— Instruction —
Reply with one number: the count of lines in the listing that contain the string "agora".

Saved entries
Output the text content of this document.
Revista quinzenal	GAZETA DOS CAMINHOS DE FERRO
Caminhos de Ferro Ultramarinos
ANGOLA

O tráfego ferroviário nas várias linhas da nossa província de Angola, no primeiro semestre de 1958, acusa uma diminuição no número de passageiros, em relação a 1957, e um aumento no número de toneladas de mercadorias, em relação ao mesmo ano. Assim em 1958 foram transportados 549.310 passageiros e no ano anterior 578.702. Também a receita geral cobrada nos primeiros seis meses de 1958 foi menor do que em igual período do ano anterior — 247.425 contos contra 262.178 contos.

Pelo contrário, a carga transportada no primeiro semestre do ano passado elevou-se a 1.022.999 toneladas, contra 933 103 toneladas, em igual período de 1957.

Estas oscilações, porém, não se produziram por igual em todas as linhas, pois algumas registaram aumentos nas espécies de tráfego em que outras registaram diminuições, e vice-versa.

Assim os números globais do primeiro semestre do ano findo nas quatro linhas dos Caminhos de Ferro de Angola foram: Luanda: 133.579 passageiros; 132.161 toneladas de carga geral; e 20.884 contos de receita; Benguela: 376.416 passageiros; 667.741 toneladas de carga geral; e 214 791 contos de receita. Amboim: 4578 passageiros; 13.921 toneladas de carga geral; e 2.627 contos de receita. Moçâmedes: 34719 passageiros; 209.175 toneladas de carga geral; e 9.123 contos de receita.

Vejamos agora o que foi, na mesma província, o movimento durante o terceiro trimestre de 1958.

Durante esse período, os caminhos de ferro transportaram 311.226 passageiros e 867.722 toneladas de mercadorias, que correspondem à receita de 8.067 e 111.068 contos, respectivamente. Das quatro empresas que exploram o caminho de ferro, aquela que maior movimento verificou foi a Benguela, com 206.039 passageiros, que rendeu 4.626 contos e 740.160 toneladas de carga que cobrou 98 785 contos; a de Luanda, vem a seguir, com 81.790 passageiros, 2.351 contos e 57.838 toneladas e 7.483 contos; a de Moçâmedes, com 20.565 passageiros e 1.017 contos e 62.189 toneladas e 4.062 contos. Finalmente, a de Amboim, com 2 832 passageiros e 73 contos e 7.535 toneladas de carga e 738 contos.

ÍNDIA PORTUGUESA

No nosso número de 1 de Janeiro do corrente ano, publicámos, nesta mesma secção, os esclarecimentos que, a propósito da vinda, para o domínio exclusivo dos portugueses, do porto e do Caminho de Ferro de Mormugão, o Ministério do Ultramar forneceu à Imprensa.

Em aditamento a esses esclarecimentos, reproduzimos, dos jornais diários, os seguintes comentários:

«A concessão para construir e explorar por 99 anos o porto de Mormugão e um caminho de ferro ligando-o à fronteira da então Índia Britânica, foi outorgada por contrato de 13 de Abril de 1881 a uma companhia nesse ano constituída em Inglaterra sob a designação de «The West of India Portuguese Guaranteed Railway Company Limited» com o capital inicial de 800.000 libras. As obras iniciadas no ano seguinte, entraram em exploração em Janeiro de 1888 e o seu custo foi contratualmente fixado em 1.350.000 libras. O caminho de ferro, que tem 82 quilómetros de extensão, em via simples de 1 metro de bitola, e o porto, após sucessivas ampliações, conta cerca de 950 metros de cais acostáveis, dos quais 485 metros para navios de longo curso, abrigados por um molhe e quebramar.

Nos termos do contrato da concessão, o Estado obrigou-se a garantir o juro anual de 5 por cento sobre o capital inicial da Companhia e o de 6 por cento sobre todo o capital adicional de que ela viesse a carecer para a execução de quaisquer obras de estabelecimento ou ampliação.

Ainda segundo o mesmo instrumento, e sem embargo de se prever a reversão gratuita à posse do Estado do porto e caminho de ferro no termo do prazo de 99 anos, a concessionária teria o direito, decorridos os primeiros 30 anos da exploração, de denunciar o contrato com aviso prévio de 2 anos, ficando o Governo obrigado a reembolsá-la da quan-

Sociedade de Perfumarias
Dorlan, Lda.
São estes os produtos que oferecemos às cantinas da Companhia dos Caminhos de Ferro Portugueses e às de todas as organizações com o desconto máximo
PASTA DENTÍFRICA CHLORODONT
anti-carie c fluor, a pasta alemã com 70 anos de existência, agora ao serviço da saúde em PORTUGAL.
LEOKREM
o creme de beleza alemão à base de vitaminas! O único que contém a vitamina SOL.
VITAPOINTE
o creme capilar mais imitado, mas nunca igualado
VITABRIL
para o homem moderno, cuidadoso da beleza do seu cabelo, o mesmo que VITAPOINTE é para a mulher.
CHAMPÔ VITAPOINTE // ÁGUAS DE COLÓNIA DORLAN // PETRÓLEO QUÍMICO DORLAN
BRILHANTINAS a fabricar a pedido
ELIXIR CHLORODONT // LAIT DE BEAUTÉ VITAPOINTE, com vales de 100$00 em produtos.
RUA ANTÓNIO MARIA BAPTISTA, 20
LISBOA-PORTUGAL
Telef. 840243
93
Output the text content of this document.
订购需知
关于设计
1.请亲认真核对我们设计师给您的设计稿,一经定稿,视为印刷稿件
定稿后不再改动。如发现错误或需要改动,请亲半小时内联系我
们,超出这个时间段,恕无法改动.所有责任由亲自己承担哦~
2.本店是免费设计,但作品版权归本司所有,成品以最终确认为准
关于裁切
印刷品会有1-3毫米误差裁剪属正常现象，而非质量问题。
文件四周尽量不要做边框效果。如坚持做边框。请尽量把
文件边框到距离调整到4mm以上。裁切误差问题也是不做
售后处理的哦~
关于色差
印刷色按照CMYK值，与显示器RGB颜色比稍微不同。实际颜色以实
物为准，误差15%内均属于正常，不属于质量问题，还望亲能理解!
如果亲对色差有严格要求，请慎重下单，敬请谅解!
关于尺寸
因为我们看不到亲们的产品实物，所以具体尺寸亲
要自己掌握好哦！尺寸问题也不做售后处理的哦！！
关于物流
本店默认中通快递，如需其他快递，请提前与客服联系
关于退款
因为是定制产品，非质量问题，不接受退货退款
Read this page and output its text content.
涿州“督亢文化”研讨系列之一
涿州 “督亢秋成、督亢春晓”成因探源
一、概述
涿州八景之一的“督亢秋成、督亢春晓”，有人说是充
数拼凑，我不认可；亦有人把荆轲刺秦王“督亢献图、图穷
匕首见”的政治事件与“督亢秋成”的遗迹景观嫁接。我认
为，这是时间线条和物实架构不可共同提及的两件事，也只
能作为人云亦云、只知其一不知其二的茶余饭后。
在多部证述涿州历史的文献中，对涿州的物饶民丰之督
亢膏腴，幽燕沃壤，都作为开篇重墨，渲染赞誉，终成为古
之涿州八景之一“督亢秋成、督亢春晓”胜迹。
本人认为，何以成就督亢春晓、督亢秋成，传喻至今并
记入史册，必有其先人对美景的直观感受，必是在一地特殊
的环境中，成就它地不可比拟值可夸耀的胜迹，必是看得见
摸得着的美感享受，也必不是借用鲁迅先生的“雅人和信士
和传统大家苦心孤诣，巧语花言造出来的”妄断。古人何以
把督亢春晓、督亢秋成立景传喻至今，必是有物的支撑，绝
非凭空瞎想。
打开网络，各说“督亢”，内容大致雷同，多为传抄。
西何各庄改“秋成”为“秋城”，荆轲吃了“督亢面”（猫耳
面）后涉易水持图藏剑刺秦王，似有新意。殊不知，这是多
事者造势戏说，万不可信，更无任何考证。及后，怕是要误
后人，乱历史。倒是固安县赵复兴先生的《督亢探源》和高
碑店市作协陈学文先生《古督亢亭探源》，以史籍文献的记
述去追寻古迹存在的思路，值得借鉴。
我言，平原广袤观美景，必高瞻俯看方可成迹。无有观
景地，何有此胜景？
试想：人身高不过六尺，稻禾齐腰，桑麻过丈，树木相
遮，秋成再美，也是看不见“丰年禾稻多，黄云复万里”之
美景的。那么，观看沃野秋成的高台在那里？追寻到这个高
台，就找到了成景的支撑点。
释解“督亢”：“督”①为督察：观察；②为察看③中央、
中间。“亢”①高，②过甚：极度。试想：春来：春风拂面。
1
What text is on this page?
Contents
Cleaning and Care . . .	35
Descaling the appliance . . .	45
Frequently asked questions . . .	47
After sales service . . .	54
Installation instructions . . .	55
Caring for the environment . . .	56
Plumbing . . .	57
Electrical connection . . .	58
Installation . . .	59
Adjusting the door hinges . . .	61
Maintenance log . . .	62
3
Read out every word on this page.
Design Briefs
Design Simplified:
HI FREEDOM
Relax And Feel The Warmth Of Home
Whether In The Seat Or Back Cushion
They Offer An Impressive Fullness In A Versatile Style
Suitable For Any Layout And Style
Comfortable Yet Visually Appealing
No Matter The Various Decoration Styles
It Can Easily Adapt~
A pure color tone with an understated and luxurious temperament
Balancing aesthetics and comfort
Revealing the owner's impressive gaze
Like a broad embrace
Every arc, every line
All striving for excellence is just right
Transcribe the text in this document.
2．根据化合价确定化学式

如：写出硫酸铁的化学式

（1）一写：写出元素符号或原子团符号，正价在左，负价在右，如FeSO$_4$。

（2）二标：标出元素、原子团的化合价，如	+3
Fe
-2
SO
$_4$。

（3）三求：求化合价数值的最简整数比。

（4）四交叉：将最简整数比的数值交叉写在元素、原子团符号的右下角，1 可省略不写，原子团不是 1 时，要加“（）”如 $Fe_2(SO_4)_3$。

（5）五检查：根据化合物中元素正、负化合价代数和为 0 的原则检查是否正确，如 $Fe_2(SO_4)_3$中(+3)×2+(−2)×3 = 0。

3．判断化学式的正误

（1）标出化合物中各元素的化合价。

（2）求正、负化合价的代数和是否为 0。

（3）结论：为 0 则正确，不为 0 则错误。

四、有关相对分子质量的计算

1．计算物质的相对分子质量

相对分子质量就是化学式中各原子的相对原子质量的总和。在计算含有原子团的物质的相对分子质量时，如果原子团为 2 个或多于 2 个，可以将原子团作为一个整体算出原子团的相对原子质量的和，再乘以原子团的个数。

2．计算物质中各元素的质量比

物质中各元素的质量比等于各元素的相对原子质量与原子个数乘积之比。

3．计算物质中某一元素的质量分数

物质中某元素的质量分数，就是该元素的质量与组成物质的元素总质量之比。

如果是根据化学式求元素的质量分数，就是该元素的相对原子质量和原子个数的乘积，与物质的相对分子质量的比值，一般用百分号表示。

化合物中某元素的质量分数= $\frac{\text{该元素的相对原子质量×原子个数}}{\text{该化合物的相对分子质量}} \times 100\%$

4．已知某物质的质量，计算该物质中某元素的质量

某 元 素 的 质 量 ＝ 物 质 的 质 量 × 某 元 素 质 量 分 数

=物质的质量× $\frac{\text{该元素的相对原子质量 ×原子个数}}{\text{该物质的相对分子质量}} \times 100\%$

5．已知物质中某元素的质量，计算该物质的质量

— Solution below —
2